Data to process –
---+---
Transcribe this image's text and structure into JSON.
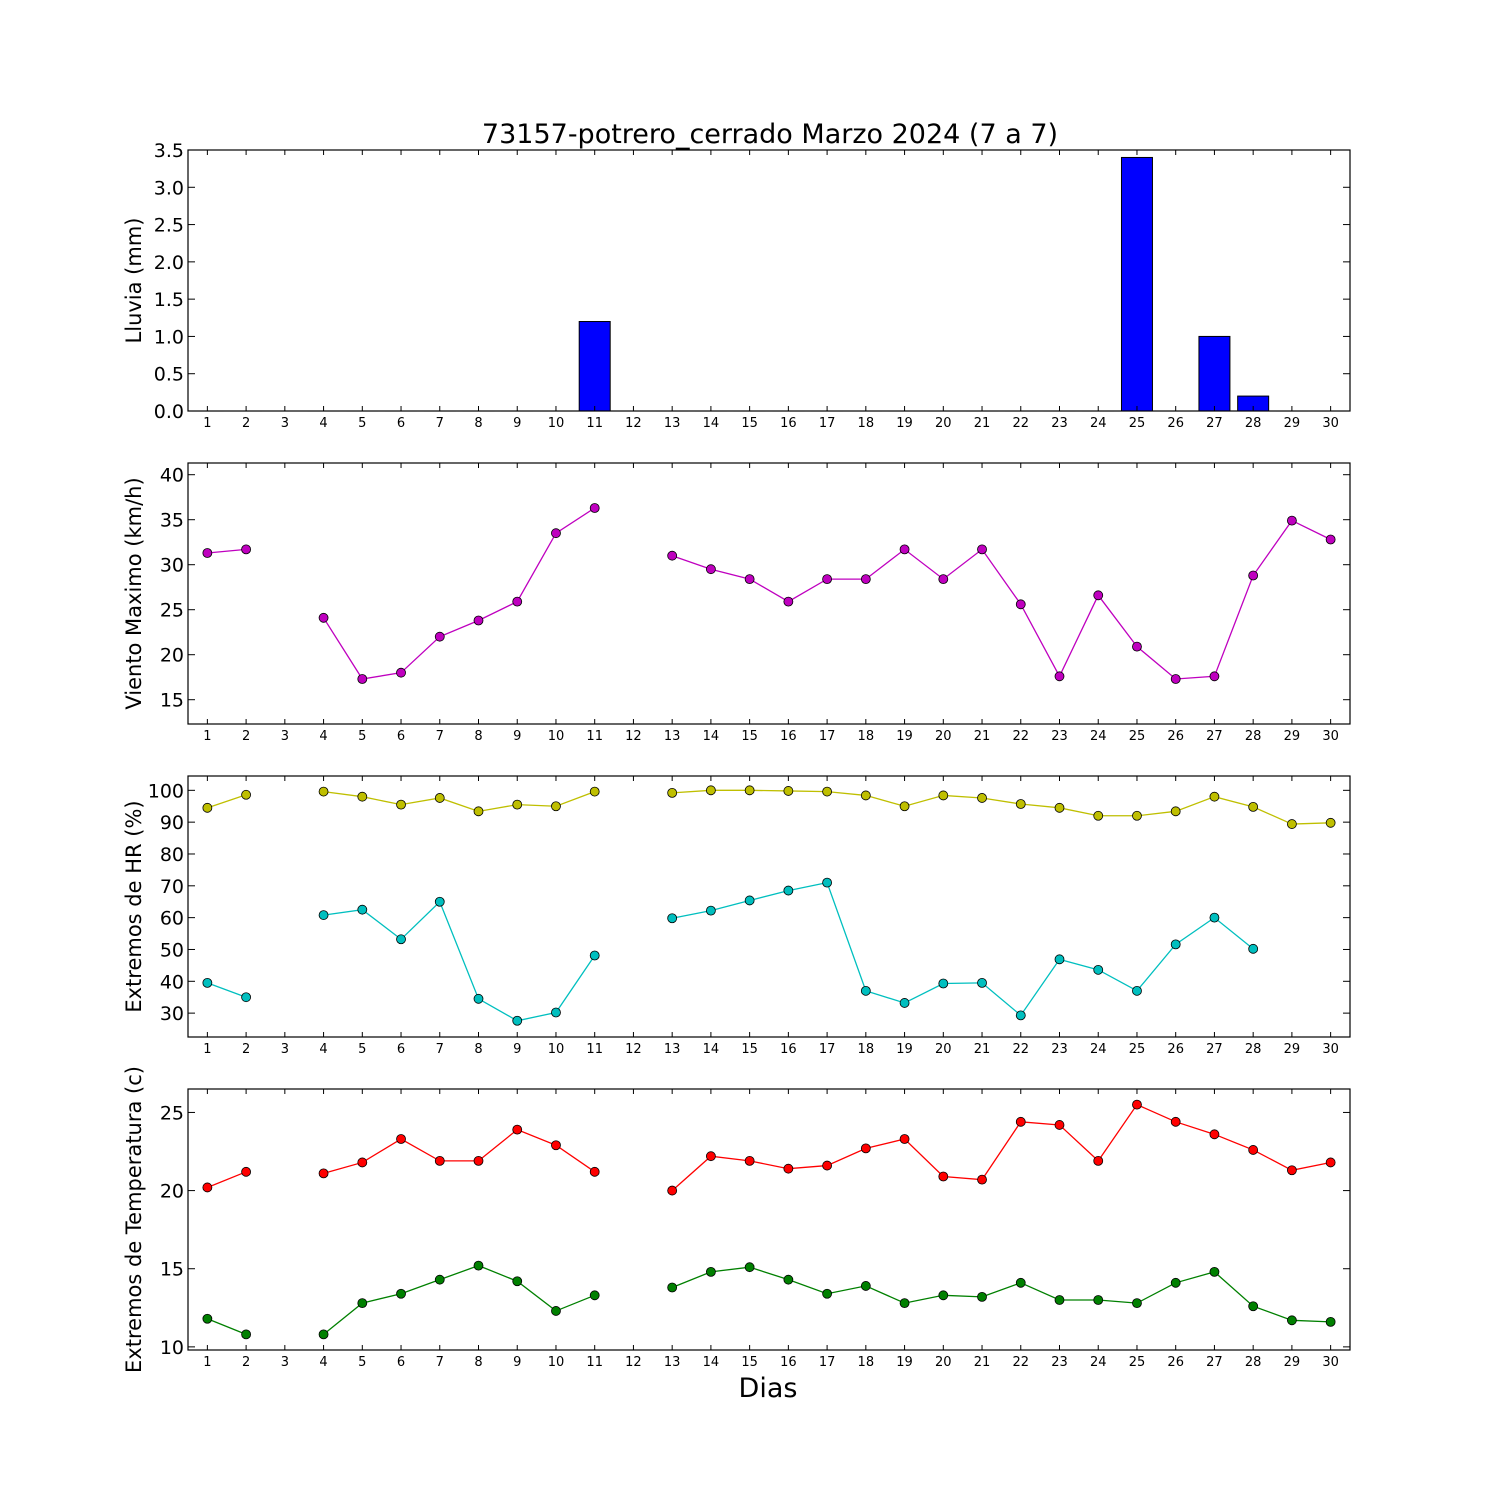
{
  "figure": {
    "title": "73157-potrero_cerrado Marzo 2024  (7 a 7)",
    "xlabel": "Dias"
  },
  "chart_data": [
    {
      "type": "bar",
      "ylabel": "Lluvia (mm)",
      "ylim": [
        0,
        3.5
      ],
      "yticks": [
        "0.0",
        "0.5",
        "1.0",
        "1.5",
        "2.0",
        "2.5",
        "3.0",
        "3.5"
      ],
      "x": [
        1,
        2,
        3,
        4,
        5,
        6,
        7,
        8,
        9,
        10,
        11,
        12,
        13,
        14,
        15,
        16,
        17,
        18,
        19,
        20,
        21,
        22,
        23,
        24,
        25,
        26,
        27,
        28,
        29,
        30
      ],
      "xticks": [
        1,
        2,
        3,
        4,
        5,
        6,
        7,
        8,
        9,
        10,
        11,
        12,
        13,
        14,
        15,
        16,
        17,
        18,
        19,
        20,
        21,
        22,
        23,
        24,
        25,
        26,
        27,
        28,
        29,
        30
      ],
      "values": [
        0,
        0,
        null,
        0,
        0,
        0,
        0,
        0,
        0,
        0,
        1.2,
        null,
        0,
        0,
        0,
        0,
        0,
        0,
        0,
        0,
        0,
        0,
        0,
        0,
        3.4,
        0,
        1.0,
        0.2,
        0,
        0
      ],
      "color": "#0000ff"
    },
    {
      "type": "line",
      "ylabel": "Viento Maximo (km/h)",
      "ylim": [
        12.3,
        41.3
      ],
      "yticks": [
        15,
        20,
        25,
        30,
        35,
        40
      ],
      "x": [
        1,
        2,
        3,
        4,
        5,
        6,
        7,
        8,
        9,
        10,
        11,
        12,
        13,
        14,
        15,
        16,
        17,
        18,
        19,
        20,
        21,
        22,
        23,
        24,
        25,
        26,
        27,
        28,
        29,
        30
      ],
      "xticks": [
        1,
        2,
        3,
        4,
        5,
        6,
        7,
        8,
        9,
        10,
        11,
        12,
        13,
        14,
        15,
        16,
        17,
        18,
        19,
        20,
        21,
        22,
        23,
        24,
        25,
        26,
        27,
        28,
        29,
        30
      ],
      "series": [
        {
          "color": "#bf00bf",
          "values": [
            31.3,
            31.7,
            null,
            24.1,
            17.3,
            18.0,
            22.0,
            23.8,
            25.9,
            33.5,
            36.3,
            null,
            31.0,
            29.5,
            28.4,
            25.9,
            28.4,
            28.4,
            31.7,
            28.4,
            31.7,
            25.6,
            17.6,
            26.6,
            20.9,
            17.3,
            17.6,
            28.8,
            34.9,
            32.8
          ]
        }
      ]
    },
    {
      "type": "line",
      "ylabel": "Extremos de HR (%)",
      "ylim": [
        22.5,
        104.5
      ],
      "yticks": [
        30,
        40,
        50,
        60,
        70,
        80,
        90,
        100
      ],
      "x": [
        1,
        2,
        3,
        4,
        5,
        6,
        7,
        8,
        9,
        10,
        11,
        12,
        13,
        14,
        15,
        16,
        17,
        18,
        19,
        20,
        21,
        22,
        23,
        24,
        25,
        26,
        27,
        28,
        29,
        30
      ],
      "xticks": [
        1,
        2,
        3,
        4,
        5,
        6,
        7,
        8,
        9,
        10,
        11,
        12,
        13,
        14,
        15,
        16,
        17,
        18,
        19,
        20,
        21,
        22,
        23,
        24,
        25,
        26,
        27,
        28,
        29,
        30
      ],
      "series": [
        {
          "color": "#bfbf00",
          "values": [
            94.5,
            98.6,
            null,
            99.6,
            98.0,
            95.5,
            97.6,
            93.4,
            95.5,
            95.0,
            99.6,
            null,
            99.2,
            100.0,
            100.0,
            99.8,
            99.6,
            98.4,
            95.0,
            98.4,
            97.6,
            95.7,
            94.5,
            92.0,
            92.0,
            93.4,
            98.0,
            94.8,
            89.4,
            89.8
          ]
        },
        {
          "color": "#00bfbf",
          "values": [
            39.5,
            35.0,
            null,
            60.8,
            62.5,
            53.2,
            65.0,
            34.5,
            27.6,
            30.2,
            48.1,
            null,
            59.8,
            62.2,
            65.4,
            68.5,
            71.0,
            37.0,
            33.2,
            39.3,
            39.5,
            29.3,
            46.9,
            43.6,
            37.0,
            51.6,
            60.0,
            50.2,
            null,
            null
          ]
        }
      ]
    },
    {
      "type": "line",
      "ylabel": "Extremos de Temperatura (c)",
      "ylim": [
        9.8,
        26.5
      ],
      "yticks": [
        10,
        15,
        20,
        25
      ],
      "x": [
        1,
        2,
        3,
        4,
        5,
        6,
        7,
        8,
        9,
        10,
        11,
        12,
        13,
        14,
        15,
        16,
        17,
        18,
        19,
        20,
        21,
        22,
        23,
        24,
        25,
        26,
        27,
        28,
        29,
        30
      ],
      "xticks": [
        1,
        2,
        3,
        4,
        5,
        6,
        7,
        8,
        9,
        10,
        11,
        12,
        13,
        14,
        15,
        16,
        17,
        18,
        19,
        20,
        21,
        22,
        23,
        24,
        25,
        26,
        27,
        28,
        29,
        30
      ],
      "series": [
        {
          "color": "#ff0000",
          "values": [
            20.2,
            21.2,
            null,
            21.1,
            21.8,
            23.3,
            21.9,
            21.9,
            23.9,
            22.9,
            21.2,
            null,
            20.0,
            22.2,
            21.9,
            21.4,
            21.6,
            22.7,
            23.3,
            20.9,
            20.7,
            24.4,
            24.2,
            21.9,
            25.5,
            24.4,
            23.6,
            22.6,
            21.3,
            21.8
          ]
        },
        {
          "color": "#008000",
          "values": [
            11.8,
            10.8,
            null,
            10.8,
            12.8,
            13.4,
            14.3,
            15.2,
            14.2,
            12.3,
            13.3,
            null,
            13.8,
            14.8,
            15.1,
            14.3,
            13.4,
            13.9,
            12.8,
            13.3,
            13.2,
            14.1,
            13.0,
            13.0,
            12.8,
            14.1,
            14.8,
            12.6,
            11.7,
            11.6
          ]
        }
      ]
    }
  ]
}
---+---
The task –
What is the number of lines above that contain "ylabel"? Answer with that number only.

Task answer –
4